─── Input material
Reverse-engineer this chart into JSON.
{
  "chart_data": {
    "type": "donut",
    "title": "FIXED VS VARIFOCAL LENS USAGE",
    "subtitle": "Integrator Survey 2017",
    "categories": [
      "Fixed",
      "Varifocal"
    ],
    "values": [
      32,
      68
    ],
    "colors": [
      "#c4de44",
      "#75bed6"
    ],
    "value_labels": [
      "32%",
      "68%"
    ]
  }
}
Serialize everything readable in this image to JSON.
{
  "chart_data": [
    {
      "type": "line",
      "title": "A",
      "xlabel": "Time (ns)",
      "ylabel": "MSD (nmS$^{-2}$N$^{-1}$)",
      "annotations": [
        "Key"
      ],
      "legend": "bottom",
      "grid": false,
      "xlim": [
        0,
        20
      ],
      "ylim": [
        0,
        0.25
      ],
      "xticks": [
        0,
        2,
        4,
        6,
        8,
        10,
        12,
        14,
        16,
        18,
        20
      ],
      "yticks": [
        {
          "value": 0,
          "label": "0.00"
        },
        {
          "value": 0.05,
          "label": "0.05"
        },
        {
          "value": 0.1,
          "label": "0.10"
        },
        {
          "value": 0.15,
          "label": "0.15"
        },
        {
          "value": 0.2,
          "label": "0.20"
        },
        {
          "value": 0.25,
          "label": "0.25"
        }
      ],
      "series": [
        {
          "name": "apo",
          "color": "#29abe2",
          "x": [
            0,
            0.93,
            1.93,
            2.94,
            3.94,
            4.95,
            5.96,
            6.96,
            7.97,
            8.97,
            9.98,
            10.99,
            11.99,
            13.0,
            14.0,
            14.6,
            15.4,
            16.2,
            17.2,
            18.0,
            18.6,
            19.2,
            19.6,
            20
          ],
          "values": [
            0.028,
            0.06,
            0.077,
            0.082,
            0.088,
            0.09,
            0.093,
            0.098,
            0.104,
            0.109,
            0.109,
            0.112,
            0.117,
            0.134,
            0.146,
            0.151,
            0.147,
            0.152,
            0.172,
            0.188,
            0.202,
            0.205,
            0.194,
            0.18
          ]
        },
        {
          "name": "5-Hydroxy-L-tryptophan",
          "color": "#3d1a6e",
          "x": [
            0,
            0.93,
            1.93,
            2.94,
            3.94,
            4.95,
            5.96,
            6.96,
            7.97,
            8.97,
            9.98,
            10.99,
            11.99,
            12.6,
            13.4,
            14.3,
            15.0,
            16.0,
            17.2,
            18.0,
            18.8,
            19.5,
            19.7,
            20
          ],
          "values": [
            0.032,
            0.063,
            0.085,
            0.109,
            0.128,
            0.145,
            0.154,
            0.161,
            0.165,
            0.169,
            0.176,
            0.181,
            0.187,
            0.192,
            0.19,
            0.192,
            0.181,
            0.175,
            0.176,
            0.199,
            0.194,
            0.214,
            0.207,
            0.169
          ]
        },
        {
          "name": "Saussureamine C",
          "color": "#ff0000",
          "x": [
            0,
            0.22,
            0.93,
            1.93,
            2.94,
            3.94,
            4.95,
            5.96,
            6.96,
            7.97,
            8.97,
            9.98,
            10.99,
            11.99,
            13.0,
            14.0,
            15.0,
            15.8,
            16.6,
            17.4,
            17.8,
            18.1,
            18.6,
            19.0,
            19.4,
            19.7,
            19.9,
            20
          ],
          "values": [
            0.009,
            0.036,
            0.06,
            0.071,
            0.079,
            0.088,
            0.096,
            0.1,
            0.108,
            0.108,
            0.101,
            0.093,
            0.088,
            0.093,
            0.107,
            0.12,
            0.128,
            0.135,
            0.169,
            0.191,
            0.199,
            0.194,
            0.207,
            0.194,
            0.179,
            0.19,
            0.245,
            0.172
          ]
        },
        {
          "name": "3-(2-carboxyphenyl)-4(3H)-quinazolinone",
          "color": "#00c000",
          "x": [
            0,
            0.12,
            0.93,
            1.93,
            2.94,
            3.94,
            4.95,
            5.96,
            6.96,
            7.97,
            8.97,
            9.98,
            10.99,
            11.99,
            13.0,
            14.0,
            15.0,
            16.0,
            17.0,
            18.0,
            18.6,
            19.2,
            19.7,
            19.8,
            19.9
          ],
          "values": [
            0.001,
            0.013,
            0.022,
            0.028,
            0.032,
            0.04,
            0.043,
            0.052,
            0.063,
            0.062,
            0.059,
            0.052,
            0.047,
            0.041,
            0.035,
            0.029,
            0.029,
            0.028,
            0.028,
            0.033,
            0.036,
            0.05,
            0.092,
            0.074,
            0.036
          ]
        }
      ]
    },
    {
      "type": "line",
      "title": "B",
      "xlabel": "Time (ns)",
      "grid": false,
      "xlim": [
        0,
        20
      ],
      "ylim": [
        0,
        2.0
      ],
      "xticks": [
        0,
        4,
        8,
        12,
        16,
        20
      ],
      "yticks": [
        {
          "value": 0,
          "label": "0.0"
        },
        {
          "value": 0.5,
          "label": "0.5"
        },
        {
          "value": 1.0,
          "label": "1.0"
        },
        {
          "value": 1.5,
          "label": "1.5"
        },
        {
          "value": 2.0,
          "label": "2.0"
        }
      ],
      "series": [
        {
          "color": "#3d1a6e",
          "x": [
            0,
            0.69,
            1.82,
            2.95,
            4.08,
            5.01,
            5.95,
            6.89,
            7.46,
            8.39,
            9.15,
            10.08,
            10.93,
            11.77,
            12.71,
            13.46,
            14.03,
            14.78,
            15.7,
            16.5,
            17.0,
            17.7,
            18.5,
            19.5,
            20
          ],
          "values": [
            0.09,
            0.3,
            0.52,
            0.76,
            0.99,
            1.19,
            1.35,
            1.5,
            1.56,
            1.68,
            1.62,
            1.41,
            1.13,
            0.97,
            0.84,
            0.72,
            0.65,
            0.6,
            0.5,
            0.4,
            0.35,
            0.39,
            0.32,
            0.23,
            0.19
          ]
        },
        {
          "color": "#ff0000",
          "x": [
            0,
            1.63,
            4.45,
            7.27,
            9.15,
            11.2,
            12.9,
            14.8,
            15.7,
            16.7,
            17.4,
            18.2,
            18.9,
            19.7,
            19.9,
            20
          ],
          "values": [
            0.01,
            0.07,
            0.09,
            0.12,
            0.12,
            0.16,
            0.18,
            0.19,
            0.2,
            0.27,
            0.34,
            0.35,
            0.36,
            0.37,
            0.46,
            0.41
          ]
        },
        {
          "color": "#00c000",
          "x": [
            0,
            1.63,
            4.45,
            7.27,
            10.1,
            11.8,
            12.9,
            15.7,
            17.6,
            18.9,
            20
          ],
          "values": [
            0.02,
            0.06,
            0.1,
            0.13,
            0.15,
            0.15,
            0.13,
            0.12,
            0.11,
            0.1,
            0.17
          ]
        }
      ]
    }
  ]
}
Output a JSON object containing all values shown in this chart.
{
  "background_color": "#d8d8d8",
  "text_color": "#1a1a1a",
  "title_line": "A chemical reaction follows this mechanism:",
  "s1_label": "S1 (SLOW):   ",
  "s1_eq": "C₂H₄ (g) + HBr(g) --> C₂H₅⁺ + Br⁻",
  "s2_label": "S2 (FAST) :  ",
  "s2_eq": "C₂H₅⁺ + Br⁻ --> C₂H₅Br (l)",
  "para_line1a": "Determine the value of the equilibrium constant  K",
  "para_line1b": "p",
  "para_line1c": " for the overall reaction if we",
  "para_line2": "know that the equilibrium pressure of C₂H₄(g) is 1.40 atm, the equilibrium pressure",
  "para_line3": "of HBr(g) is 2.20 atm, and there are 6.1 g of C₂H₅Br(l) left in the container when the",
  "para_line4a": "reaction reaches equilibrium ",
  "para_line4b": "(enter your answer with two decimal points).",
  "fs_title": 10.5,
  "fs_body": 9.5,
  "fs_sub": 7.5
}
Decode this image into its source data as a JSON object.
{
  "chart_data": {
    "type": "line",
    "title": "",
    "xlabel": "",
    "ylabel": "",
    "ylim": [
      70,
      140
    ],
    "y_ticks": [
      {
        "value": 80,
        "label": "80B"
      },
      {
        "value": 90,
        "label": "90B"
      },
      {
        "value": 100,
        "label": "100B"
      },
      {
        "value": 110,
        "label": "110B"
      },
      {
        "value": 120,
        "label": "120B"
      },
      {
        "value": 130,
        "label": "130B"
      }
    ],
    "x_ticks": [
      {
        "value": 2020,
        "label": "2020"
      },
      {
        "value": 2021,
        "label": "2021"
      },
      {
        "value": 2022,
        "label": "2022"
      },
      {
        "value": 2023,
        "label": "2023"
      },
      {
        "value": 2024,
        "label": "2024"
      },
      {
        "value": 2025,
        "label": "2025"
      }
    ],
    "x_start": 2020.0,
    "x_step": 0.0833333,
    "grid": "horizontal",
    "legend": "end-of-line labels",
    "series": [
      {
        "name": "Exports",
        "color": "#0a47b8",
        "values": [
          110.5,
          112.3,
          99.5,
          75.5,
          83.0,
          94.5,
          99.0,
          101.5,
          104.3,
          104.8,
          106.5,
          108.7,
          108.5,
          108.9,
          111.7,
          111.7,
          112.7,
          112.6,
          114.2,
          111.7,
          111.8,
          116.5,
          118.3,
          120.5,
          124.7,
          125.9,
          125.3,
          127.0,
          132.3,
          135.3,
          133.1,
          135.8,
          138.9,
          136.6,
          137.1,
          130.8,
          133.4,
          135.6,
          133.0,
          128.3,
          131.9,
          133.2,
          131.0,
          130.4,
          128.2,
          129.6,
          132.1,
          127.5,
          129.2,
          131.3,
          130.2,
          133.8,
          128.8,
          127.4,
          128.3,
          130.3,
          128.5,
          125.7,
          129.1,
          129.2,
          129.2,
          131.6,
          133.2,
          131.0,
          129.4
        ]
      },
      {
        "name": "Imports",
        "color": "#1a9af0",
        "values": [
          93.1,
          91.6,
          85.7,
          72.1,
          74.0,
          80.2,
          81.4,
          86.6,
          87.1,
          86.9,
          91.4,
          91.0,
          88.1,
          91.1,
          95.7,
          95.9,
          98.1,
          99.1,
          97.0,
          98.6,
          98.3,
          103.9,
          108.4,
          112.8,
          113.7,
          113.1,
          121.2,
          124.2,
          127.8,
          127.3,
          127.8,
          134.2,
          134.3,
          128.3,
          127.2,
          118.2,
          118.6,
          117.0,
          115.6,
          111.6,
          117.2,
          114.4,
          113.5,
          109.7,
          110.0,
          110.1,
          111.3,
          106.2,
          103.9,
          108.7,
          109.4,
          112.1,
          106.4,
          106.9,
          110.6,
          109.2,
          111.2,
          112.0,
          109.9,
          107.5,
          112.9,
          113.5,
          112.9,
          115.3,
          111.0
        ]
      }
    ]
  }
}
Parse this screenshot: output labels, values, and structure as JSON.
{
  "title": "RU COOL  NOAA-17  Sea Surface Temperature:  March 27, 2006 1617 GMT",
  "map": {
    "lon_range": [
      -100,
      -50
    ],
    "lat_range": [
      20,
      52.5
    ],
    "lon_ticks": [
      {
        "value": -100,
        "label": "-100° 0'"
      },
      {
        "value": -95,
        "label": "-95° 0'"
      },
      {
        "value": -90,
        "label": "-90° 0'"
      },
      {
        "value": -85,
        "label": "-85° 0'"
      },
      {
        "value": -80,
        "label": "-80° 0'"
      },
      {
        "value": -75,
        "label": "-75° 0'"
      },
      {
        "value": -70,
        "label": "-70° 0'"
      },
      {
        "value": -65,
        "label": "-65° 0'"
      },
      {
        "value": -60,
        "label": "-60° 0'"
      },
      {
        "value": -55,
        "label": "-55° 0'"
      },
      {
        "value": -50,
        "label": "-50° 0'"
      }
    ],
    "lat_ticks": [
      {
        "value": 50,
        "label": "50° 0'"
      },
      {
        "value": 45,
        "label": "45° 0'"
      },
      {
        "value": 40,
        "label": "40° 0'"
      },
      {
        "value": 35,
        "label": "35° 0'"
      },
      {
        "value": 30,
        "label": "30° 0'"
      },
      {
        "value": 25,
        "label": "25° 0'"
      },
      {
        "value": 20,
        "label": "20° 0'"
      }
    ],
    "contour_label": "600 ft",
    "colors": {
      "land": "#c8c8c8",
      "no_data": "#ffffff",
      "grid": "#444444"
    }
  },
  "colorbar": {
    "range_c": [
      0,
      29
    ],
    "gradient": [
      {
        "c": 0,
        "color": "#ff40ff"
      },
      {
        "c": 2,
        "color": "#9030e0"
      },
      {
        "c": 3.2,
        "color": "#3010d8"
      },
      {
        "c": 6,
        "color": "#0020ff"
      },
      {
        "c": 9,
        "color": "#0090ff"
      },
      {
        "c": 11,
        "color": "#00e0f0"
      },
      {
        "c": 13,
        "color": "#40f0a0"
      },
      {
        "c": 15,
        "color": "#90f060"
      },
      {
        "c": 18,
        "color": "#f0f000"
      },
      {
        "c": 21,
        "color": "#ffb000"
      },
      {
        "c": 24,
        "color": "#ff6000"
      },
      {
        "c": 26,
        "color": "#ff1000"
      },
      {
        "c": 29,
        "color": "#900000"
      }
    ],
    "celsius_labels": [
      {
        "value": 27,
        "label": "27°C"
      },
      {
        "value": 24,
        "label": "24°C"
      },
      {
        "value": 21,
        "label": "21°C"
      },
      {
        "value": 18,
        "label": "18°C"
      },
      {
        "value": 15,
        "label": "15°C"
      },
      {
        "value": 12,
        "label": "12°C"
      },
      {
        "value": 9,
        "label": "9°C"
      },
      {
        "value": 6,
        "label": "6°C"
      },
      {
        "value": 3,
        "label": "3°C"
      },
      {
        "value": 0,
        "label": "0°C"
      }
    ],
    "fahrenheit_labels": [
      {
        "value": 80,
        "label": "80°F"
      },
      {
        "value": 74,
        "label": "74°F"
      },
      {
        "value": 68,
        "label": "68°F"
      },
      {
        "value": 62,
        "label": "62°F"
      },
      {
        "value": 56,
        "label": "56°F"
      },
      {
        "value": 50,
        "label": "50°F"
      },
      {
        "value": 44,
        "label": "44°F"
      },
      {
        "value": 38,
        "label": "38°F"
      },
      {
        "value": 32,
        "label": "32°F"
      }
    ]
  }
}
──────
Short task => Select every line of the records holding the string "C₂H₅Br".

Task solution =>
  "s2_eq": "C₂H₅⁺ + Br⁻ --> C₂H₅Br (l)",
  "para_line3": "of HBr(g) is 2.20 atm, and there are 6.1 g of C₂H₅Br(l) left in the container when the",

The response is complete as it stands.